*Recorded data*

-- Start --

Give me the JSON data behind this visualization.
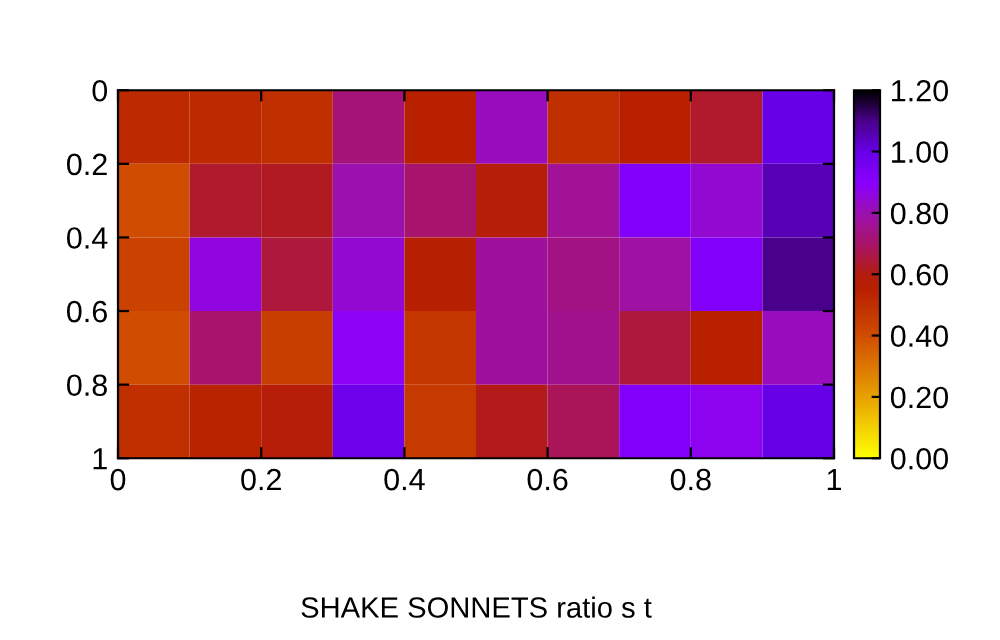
{
  "chart_data": {
    "type": "heatmap",
    "xlabel": "SHAKE SONNETS ratio s t",
    "xlim": [
      0,
      1
    ],
    "ylim": [
      1,
      0
    ],
    "xticks": [
      0,
      0.2,
      0.4,
      0.6,
      0.8,
      1
    ],
    "yticks": [
      0,
      0.2,
      0.4,
      0.6,
      0.8,
      1
    ],
    "cells": [
      [
        0.52,
        0.52,
        0.5,
        0.72,
        0.55,
        0.82,
        0.5,
        0.55,
        0.63,
        1.0
      ],
      [
        0.4,
        0.63,
        0.62,
        0.8,
        0.7,
        0.58,
        0.76,
        0.92,
        0.84,
        1.05
      ],
      [
        0.44,
        0.86,
        0.65,
        0.84,
        0.56,
        0.77,
        0.74,
        0.78,
        0.92,
        1.1
      ],
      [
        0.4,
        0.7,
        0.45,
        0.89,
        0.47,
        0.77,
        0.75,
        0.65,
        0.55,
        0.82
      ],
      [
        0.5,
        0.54,
        0.58,
        0.98,
        0.46,
        0.61,
        0.68,
        0.92,
        0.88,
        1.0
      ]
    ],
    "clim": [
      0,
      1.2
    ],
    "cticks": [
      {
        "value": 0,
        "label": "0.00"
      },
      {
        "value": 0.2,
        "label": "0.20"
      },
      {
        "value": 0.4,
        "label": "0.40"
      },
      {
        "value": 0.6,
        "label": "0.60"
      },
      {
        "value": 0.8,
        "label": "0.80"
      },
      {
        "value": 1.0,
        "label": "1.00"
      },
      {
        "value": 1.2,
        "label": "1.20"
      }
    ],
    "grid": false
  }
}
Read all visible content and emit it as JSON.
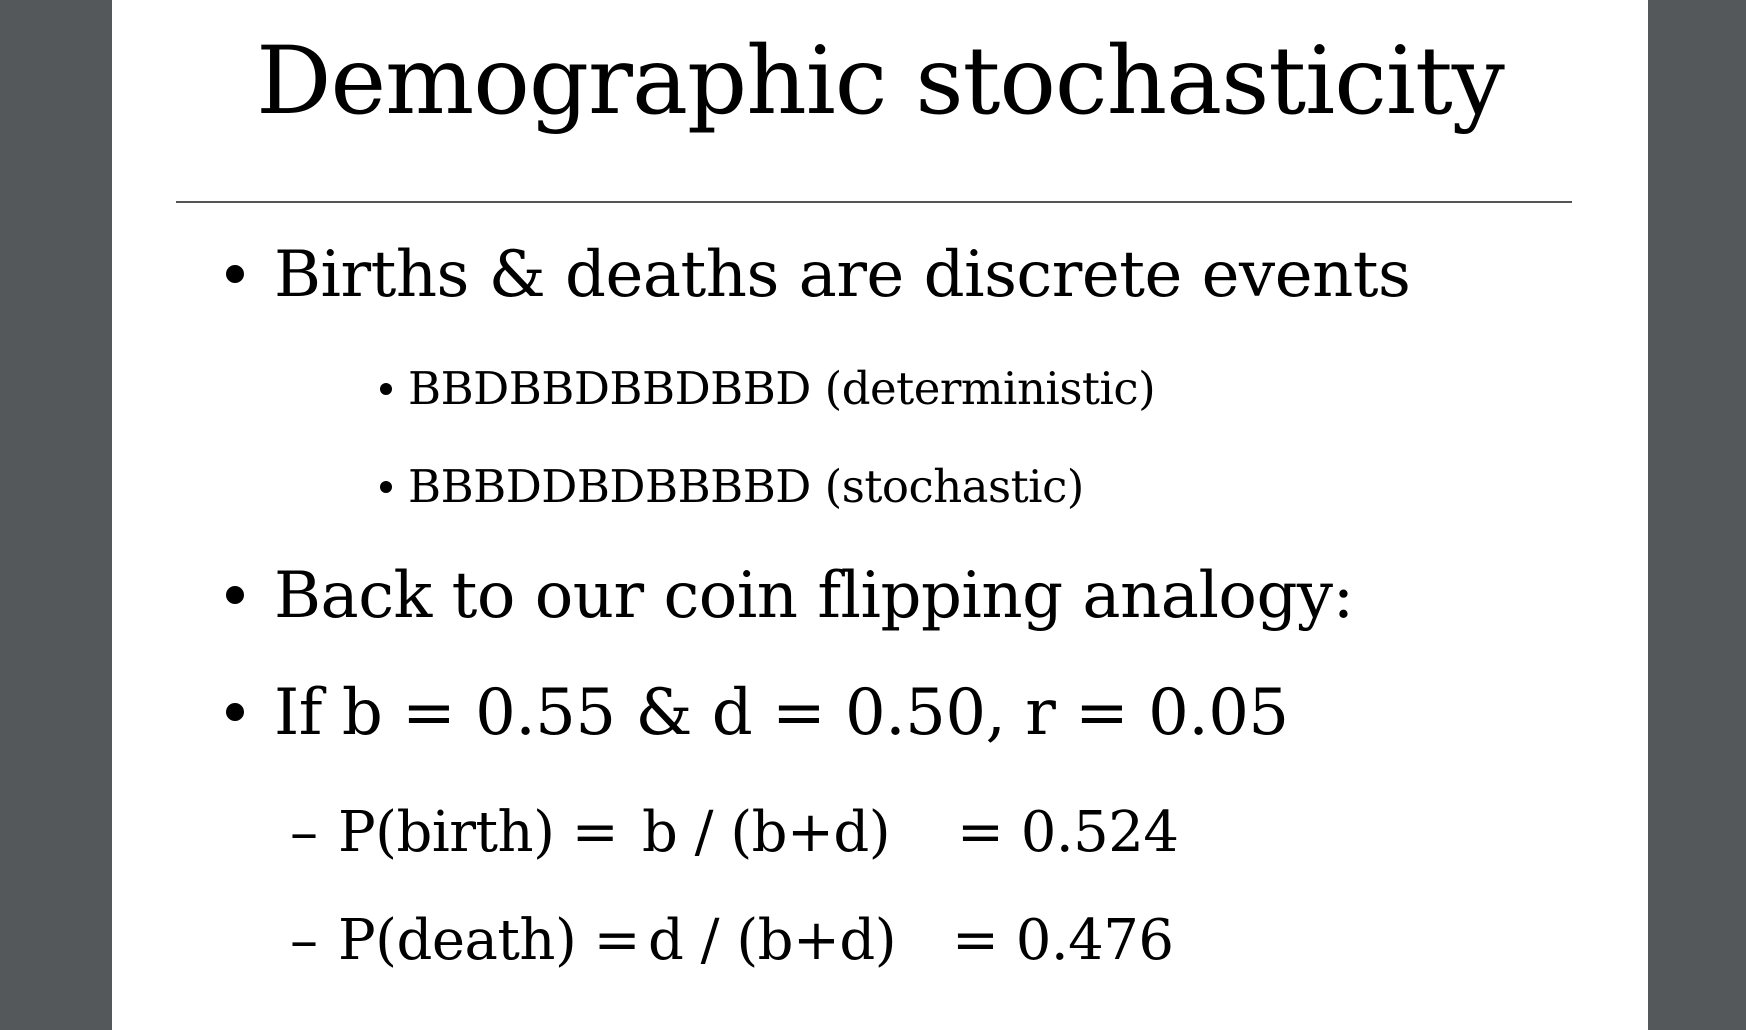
{
  "slide": {
    "title": "Demographic stochasticity",
    "bullets": [
      {
        "text": "Births & deaths are discrete events",
        "sub": [
          "BBDBBDBBDBBD (deterministic)",
          "BBBDDBDBBBBD (stochastic)"
        ]
      },
      {
        "text": "Back to our coin flipping analogy:"
      },
      {
        "text": "If b = 0.55 & d = 0.50, r = 0.05",
        "dash_items": [
          {
            "label": "P(birth) =",
            "formula": "b / (b+d)",
            "result": "= 0.524"
          },
          {
            "label": "P(death) =",
            "formula": "d / (b+d)",
            "result": "= 0.476"
          }
        ]
      }
    ]
  }
}
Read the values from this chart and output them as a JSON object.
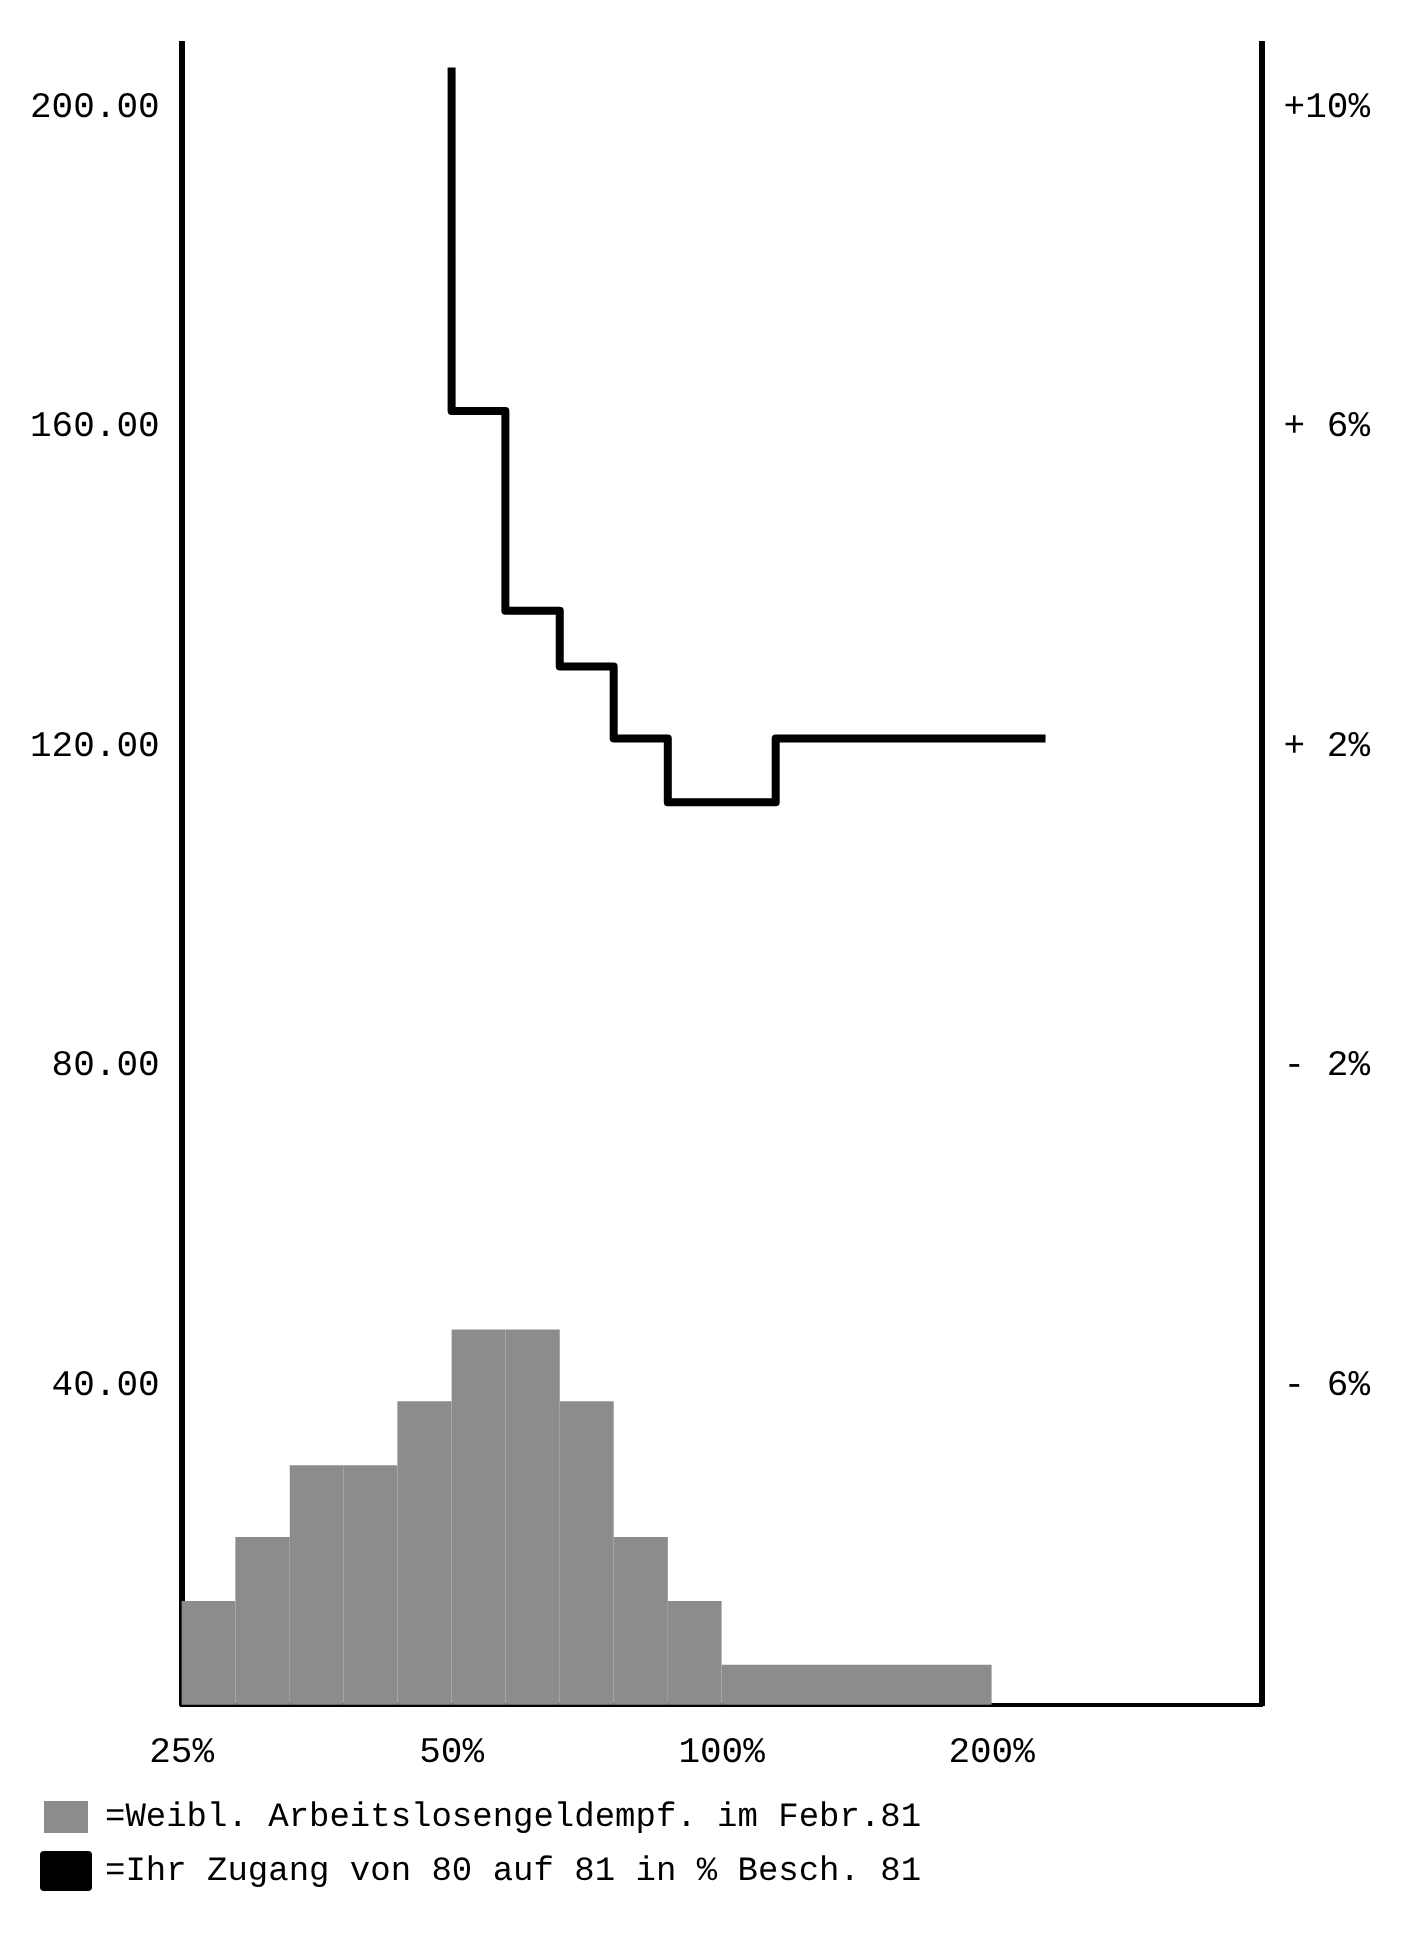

-- End --

*SHORT TASK*
Which lines of the data above contain "Read"? Copy each one.

*FULL RESPONSE*
Read all visible content and emit it as JSON.
Read the values from this chart and output them as a JSON object.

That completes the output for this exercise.